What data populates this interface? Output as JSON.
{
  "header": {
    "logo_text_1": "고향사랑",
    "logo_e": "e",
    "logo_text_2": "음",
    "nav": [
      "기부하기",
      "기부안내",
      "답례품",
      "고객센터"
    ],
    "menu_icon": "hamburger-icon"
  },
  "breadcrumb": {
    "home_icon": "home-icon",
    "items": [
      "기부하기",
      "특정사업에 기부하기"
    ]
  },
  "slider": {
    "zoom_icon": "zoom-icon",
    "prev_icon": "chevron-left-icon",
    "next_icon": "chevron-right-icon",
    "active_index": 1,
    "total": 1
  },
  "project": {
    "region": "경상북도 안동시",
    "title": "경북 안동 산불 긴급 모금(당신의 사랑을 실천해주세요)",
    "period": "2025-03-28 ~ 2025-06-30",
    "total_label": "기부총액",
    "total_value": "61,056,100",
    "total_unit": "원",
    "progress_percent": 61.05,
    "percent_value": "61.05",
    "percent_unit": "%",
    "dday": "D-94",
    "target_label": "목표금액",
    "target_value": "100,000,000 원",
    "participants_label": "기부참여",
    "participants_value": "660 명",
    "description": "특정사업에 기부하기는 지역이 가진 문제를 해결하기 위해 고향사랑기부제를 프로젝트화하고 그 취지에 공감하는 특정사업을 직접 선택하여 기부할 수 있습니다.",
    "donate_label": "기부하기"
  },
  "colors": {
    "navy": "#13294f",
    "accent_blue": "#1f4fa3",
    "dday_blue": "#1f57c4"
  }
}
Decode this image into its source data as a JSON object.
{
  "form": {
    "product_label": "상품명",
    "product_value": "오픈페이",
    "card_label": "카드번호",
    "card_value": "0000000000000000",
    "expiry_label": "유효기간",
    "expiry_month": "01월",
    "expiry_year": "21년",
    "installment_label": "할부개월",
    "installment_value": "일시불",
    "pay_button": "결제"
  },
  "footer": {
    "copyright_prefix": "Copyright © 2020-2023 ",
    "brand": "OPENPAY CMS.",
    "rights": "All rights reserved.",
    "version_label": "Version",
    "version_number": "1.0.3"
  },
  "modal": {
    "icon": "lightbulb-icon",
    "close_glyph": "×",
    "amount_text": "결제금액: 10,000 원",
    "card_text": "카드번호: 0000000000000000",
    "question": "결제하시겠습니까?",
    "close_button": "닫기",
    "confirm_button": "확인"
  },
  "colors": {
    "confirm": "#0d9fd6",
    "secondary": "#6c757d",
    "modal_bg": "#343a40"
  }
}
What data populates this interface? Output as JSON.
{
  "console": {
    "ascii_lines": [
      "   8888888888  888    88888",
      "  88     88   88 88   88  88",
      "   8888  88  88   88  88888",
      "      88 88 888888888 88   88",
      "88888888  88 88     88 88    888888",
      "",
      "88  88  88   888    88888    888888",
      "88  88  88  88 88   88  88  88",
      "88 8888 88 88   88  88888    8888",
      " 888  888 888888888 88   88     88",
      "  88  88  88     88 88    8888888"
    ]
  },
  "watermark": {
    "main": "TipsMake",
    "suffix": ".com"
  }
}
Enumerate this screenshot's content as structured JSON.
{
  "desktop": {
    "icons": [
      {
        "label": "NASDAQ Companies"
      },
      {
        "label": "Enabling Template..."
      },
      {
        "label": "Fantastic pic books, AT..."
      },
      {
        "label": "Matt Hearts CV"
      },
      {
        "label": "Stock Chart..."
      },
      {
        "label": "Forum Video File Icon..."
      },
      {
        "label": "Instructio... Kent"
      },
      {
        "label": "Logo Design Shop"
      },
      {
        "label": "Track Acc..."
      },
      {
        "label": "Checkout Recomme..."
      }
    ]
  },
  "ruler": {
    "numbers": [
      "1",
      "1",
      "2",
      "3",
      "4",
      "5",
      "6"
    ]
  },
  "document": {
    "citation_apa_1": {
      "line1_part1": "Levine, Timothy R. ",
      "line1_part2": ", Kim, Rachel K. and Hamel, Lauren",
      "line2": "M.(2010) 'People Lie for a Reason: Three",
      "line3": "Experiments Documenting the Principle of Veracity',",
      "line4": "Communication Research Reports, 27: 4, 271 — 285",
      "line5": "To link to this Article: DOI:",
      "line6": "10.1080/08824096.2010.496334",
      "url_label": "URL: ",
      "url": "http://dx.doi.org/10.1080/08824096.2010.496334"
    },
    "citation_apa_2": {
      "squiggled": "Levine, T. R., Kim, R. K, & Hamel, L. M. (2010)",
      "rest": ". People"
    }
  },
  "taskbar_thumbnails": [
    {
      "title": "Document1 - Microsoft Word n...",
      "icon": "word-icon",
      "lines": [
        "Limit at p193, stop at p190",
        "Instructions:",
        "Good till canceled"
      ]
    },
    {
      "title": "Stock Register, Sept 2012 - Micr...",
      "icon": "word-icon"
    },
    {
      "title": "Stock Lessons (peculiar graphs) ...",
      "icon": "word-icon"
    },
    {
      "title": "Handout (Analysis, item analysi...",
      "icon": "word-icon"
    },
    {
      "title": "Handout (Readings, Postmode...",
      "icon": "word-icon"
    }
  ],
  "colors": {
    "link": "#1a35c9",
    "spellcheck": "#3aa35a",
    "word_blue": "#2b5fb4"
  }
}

***

Output all preceding records character for character.

**OUTPUT:**
What data populates this interface? Output as JSON.
{
  "header": {
    "logo_text_1": "고향사랑",
    "logo_e": "e",
    "logo_text_2": "음",
    "nav": [
      "기부하기",
      "기부안내",
      "답례품",
      "고객센터"
    ],
    "menu_icon": "hamburger-icon"
  },
  "breadcrumb": {
    "home_icon": "home-icon",
    "items": [
      "기부하기",
      "특정사업에 기부하기"
    ]
  },
  "slider": {
    "zoom_icon": "zoom-icon",
    "prev_icon": "chevron-left-icon",
    "next_icon": "chevron-right-icon",
    "active_index": 1,
    "total": 1
  },
  "project": {
    "region": "경상북도 안동시",
    "title": "경북 안동 산불 긴급 모금(당신의 사랑을 실천해주세요)",
    "period": "2025-03-28 ~ 2025-06-30",
    "total_label": "기부총액",
    "total_value": "61,056,100",
    "total_unit": "원",
    "progress_percent": 61.05,
    "percent_value": "61.05",
    "percent_unit": "%",
    "dday": "D-94",
    "target_label": "목표금액",
    "target_value": "100,000,000 원",
    "participants_label": "기부참여",
    "participants_value": "660 명",
    "description": "특정사업에 기부하기는 지역이 가진 문제를 해결하기 위해 고향사랑기부제를 프로젝트화하고 그 취지에 공감하는 특정사업을 직접 선택하여 기부할 수 있습니다.",
    "donate_label": "기부하기"
  },
  "colors": {
    "navy": "#13294f",
    "accent_blue": "#1f4fa3",
    "dday_blue": "#1f57c4"
  }
}
Decode this image into its source data as a JSON object.
{
  "form": {
    "product_label": "상품명",
    "product_value": "오픈페이",
    "card_label": "카드번호",
    "card_value": "0000000000000000",
    "expiry_label": "유효기간",
    "expiry_month": "01월",
    "expiry_year": "21년",
    "installment_label": "할부개월",
    "installment_value": "일시불",
    "pay_button": "결제"
  },
  "footer": {
    "copyright_prefix": "Copyright © 2020-2023 ",
    "brand": "OPENPAY CMS.",
    "rights": "All rights reserved.",
    "version_label": "Version",
    "version_number": "1.0.3"
  },
  "modal": {
    "icon": "lightbulb-icon",
    "close_glyph": "×",
    "amount_text": "결제금액: 10,000 원",
    "card_text": "카드번호: 0000000000000000",
    "question": "결제하시겠습니까?",
    "close_button": "닫기",
    "confirm_button": "확인"
  },
  "colors": {
    "confirm": "#0d9fd6",
    "secondary": "#6c757d",
    "modal_bg": "#343a40"
  }
}
What data populates this interface? Output as JSON.
{
  "console": {
    "ascii_lines": [
      "   8888888888  888    88888",
      "  88     88   88 88   88  88",
      "   8888  88  88   88  88888",
      "      88 88 888888888 88   88",
      "88888888  88 88     88 88    888888",
      "",
      "88  88  88   888    88888    888888",
      "88  88  88  88 88   88  88  88",
      "88 8888 88 88   88  88888    8888",
      " 888  888 888888888 88   88     88",
      "  88  88  88     88 88    8888888"
    ]
  },
  "watermark": {
    "main": "TipsMake",
    "suffix": ".com"
  }
}
Enumerate this screenshot's content as structured JSON.
{
  "desktop": {
    "icons": [
      {
        "label": "NASDAQ Companies"
      },
      {
        "label": "Enabling Template..."
      },
      {
        "label": "Fantastic pic books, AT..."
      },
      {
        "label": "Matt Hearts CV"
      },
      {
        "label": "Stock Chart..."
      },
      {
        "label": "Forum Video File Icon..."
      },
      {
        "label": "Instructio... Kent"
      },
      {
        "label": "Logo Design Shop"
      },
      {
        "label": "Track Acc..."
      },
      {
        "label": "Checkout Recomme..."
      }
    ]
  },
  "ruler": {
    "numbers": [
      "1",
      "1",
      "2",
      "3",
      "4",
      "5",
      "6"
    ]
  },
  "document": {
    "citation_apa_1": {
      "line1_part1": "Levine, Timothy R. ",
      "line1_part2": ", Kim, Rachel K. and Hamel, Lauren",
      "line2": "M.(2010) 'People Lie for a Reason: Three",
      "line3": "Experiments Documenting the Principle of Veracity',",
      "line4": "Communication Research Reports, 27: 4, 271 — 285",
      "line5": "To link to this Article: DOI:",
      "line6": "10.1080/08824096.2010.496334",
      "url_label": "URL: ",
      "url": "http://dx.doi.org/10.1080/08824096.2010.496334"
    },
    "citation_apa_2": {
      "squiggled": "Levine, T. R., Kim, R. K, & Hamel, L. M. (2010)",
      "rest": ". People"
    }
  },
  "taskbar_thumbnails": [
    {
      "title": "Document1 - Microsoft Word n...",
      "icon": "word-icon",
      "lines": [
        "Limit at p193, stop at p190",
        "Instructions:",
        "Good till canceled"
      ]
    },
    {
      "title": "Stock Register, Sept 2012 - Micr...",
      "icon": "word-icon"
    },
    {
      "title": "Stock Lessons (peculiar graphs) ...",
      "icon": "word-icon"
    },
    {
      "title": "Handout (Analysis, item analysi...",
      "icon": "word-icon"
    },
    {
      "title": "Handout (Readings, Postmode...",
      "icon": "word-icon"
    }
  ],
  "colors": {
    "link": "#1a35c9",
    "spellcheck": "#3aa35a",
    "word_blue": "#2b5fb4"
  }
}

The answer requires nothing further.